### The exercise
Write the entries out again exactly as they stand, but without the pictures.

[Dataset entries]
————
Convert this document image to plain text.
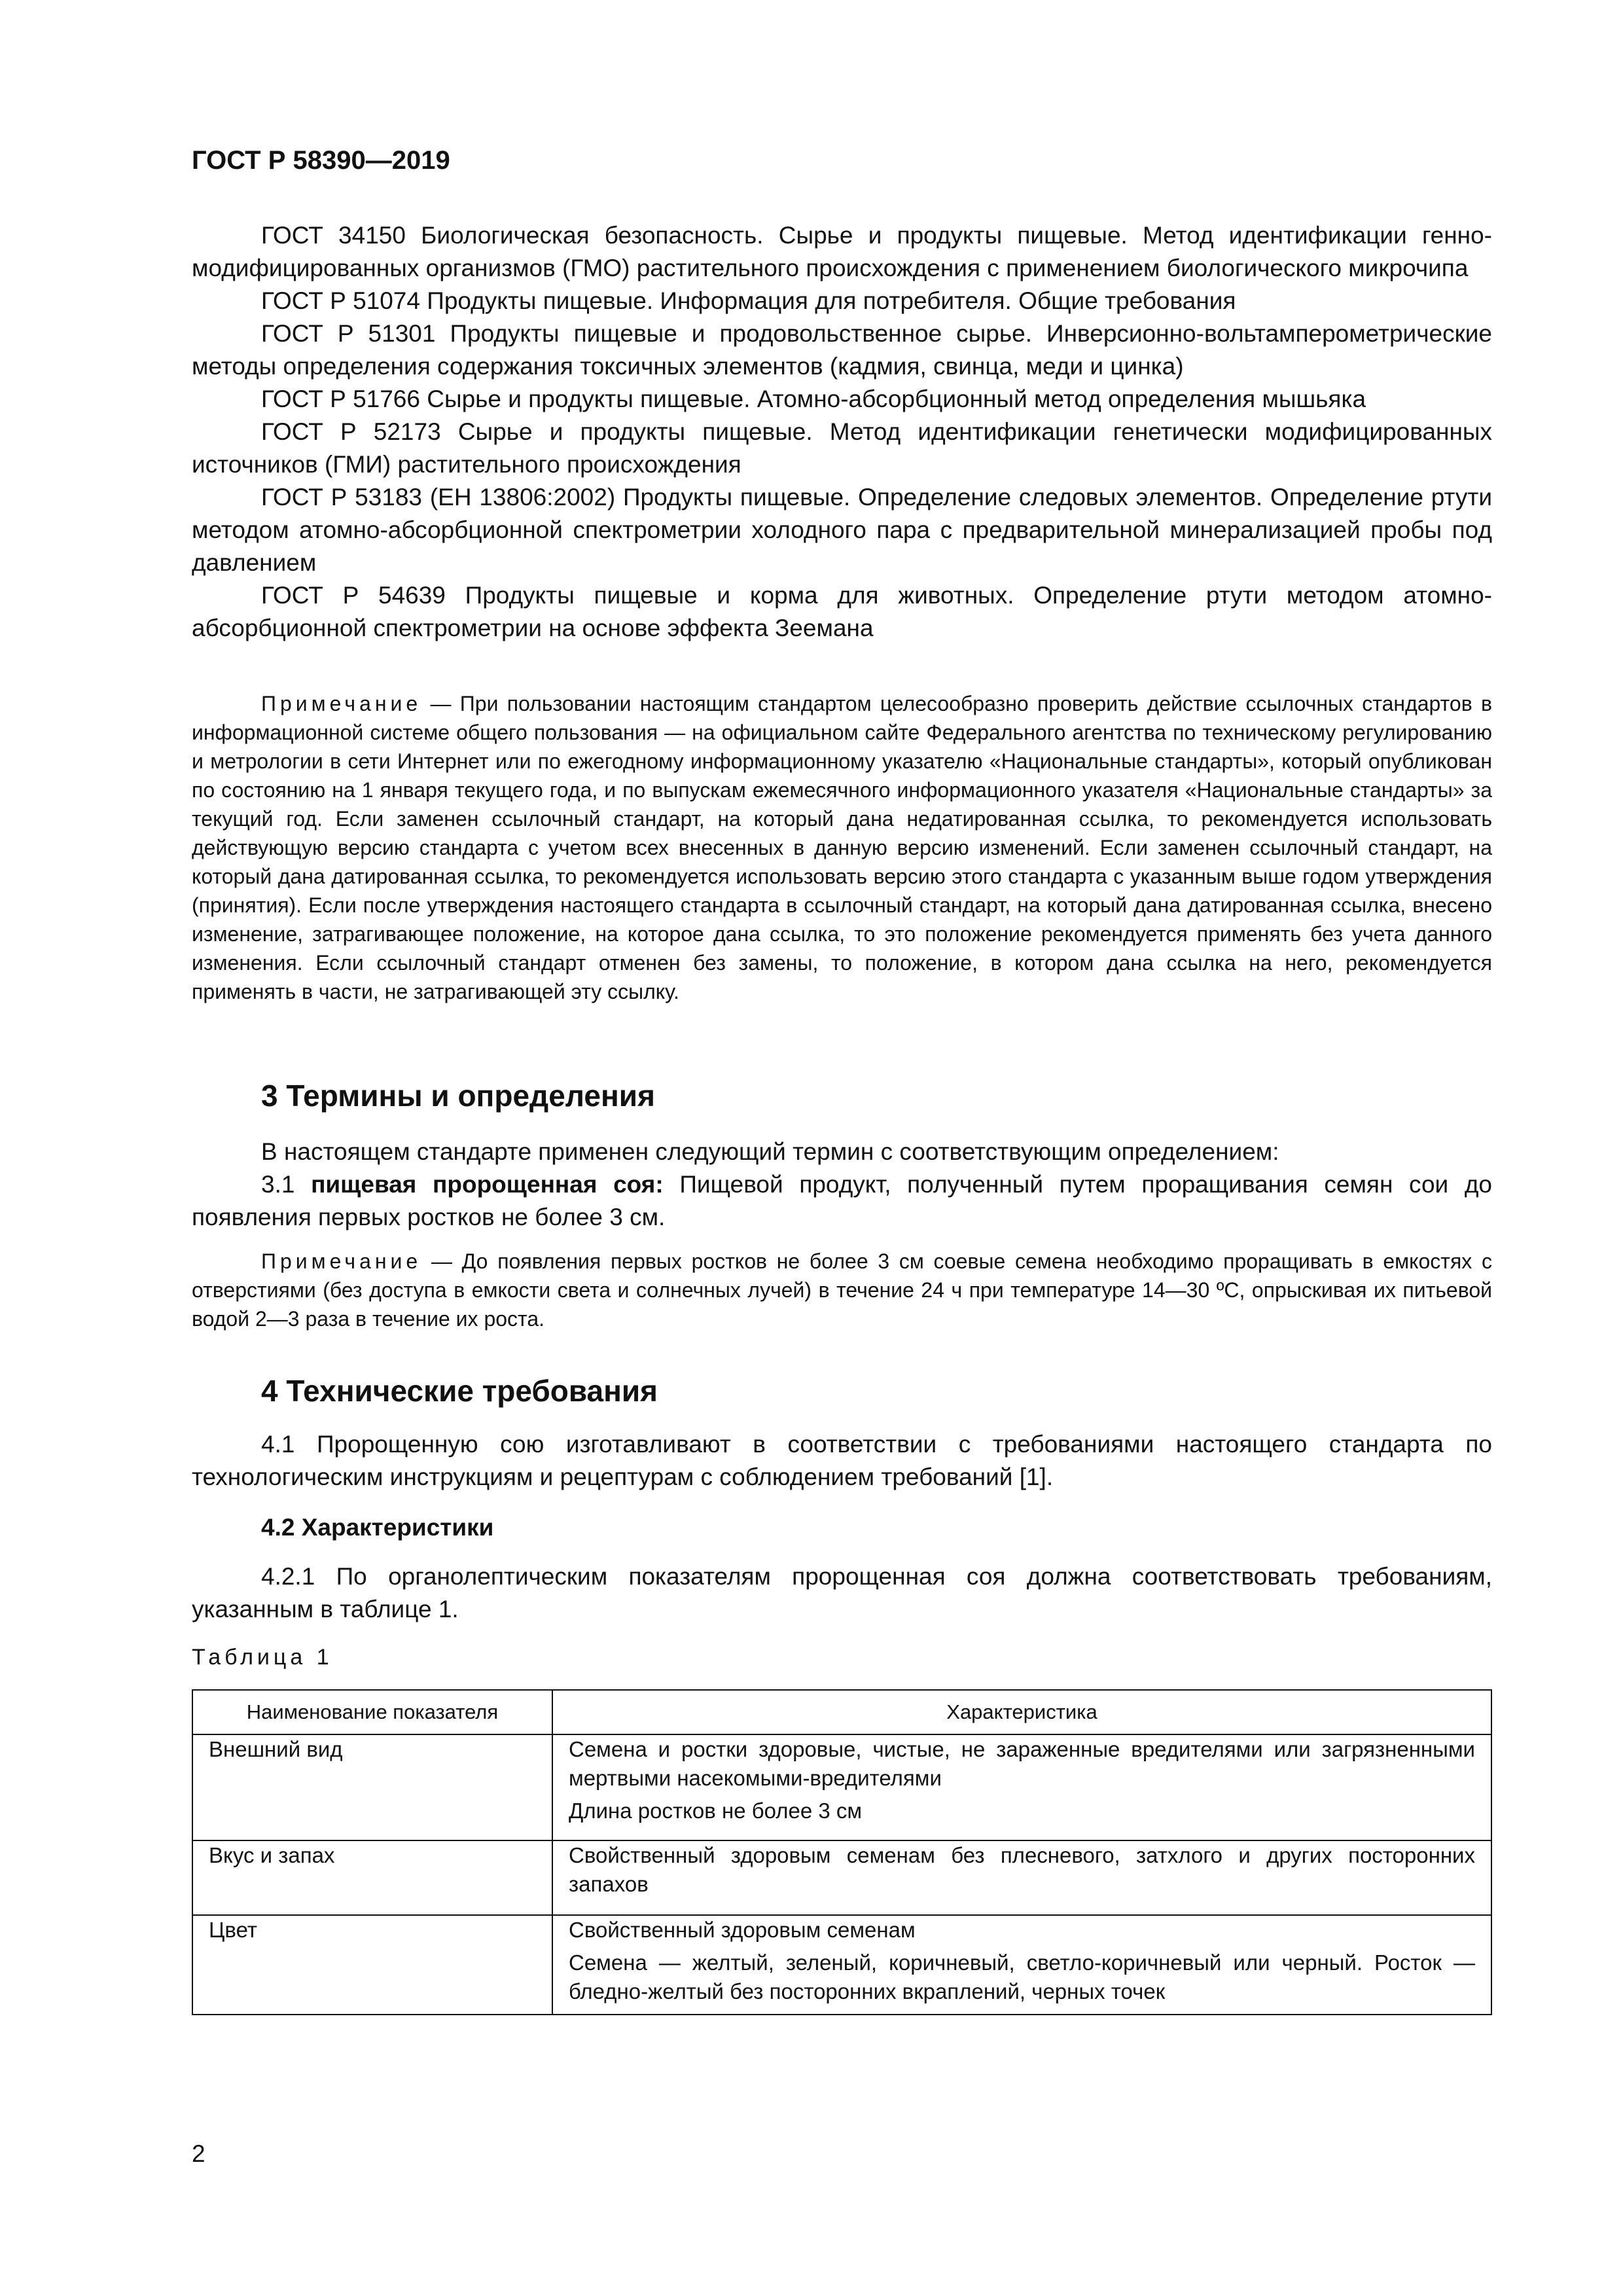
ГОСТ Р 58390—2019

ГОСТ 34150 Биологическая безопасность. Сырье и продукты пищевые. Метод идентификации генно-модифицированных организмов (ГМО) растительного происхождения с применением биологического микрочипа

ГОСТ Р 51074 Продукты пищевые. Информация для потребителя. Общие требования

ГОСТ Р 51301 Продукты пищевые и продовольственное сырье. Инверсионно-вольтамперометрические методы определения содержания токсичных элементов (кадмия, свинца, меди и цинка)

ГОСТ Р 51766 Сырье и продукты пищевые. Атомно-абсорбционный метод определения мышьяка

ГОСТ Р 52173 Сырье и продукты пищевые. Метод идентификации генетически модифицированных источников (ГМИ) растительного происхождения

ГОСТ Р 53183 (ЕН 13806:2002) Продукты пищевые. Определение следовых элементов. Определение ртути методом атомно-абсорбционной спектрометрии холодного пара с предварительной минерализацией пробы под давлением

ГОСТ Р 54639 Продукты пищевые и корма для животных. Определение ртути методом атомно-абсорбционной спектрометрии на основе эффекта Зеемана

Примечание — При пользовании настоящим стандартом целесообразно проверить действие ссылочных стандартов в информационной системе общего пользования — на официальном сайте Федерального агентства по техническому регулированию и метрологии в сети Интернет или по ежегодному информационному указателю «Национальные стандарты», который опубликован по состоянию на 1 января текущего года, и по выпускам ежемесячного информационного указателя «Национальные стандарты» за текущий год. Если заменен ссылочный стандарт, на который дана недатированная ссылка, то рекомендуется использовать действующую версию стандарта с учетом всех внесенных в данную версию изменений. Если заменен ссылочный стандарт, на который дана датированная ссылка, то рекомендуется использовать версию этого стандарта с указанным выше годом утверждения (принятия). Если после утверждения настоящего стандарта в ссылочный стандарт, на который дана датированная ссылка, внесено изменение, затрагивающее положение, на которое дана ссылка, то это положение рекомендуется применять без учета данного изменения. Если ссылочный стандарт отменен без замены, то положение, в котором дана ссылка на него, рекомендуется применять в части, не затрагивающей эту ссылку.

3 Термины и определения

В настоящем стандарте применен следующий термин с соответствующим определением:

3.1 пищевая пророщенная соя: Пищевой продукт, полученный путем проращивания семян сои до появления первых ростков не более 3 см.

Примечание — До появления первых ростков не более 3 см соевые семена необходимо проращивать в емкостях с отверстиями (без доступа в емкости света и солнечных лучей) в течение 24 ч при температуре 14—30 ºС, опрыскивая их питьевой водой 2—3 раза в течение их роста.

4 Технические требования

4.1 Пророщенную сою изготавливают в соответствии с требованиями настоящего стандарта по технологическим инструкциям и рецептурам с соблюдением требований [1].

4.2 Характеристики

4.2.1 По органолептическим показателям пророщенная соя должна соответствовать требованиям, указанным в таблице 1.

Таблица 1
Наименование показателя	Характеристика
Внешний вид	Семена и ростки здоровые, чистые, не зараженные вредителями или загрязненными мертвыми насекомыми-вредителями

Длина ростков не более 3 см

Вкус и запах	Свойственный здоровым семенам без плесневого, затхлого и других посторонних запахов

Цвет	Свойственный здоровым семенам

Семена — желтый, зеленый, коричневый, светло-коричневый или черный. Росток — бледно-желтый без посторонних вкраплений, черных точек

2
————
### Output for this task
Convert this document image to plain text.
ГОСТ Р 58390—2019

ГОСТ 34150 Биологическая безопасность. Сырье и продукты пищевые. Метод идентификации генно-модифицированных организмов (ГМО) растительного происхождения с применением биологического микрочипа

ГОСТ Р 51074 Продукты пищевые. Информация для потребителя. Общие требования

ГОСТ Р 51301 Продукты пищевые и продовольственное сырье. Инверсионно-вольтамперометрические методы определения содержания токсичных элементов (кадмия, свинца, меди и цинка)

ГОСТ Р 51766 Сырье и продукты пищевые. Атомно-абсорбционный метод определения мышьяка

ГОСТ Р 52173 Сырье и продукты пищевые. Метод идентификации генетически модифицированных источников (ГМИ) растительного происхождения

ГОСТ Р 53183 (ЕН 13806:2002) Продукты пищевые. Определение следовых элементов. Определение ртути методом атомно-абсорбционной спектрометрии холодного пара с предварительной минерализацией пробы под давлением

ГОСТ Р 54639 Продукты пищевые и корма для животных. Определение ртути методом атомно-абсорбционной спектрометрии на основе эффекта Зеемана

Примечание — При пользовании настоящим стандартом целесообразно проверить действие ссылочных стандартов в информационной системе общего пользования — на официальном сайте Федерального агентства по техническому регулированию и метрологии в сети Интернет или по ежегодному информационному указателю «Национальные стандарты», который опубликован по состоянию на 1 января текущего года, и по выпускам ежемесячного информационного указателя «Национальные стандарты» за текущий год. Если заменен ссылочный стандарт, на который дана недатированная ссылка, то рекомендуется использовать действующую версию стандарта с учетом всех внесенных в данную версию изменений. Если заменен ссылочный стандарт, на который дана датированная ссылка, то рекомендуется использовать версию этого стандарта с указанным выше годом утверждения (принятия). Если после утверждения настоящего стандарта в ссылочный стандарт, на который дана датированная ссылка, внесено изменение, затрагивающее положение, на которое дана ссылка, то это положение рекомендуется применять без учета данного изменения. Если ссылочный стандарт отменен без замены, то положение, в котором дана ссылка на него, рекомендуется применять в части, не затрагивающей эту ссылку.

3 Термины и определения

В настоящем стандарте применен следующий термин с соответствующим определением:

3.1 пищевая пророщенная соя: Пищевой продукт, полученный путем проращивания семян сои до появления первых ростков не более 3 см.

Примечание — До появления первых ростков не более 3 см соевые семена необходимо проращивать в емкостях с отверстиями (без доступа в емкости света и солнечных лучей) в течение 24 ч при температуре 14—30 ºС, опрыскивая их питьевой водой 2—3 раза в течение их роста.

4 Технические требования

4.1 Пророщенную сою изготавливают в соответствии с требованиями настоящего стандарта по технологическим инструкциям и рецептурам с соблюдением требований [1].

4.2 Характеристики

4.2.1 По органолептическим показателям пророщенная соя должна соответствовать требованиям, указанным в таблице 1.

Таблица 1
Наименование показателя	Характеристика
Внешний вид	Семена и ростки здоровые, чистые, не зараженные вредителями или загрязненными мертвыми насекомыми-вредителями

Длина ростков не более 3 см

Вкус и запах	Свойственный здоровым семенам без плесневого, затхлого и других посторонних запахов

Цвет	Свойственный здоровым семенам

Семена — желтый, зеленый, коричневый, светло-коричневый или черный. Росток — бледно-желтый без посторонних вкраплений, черных точек

2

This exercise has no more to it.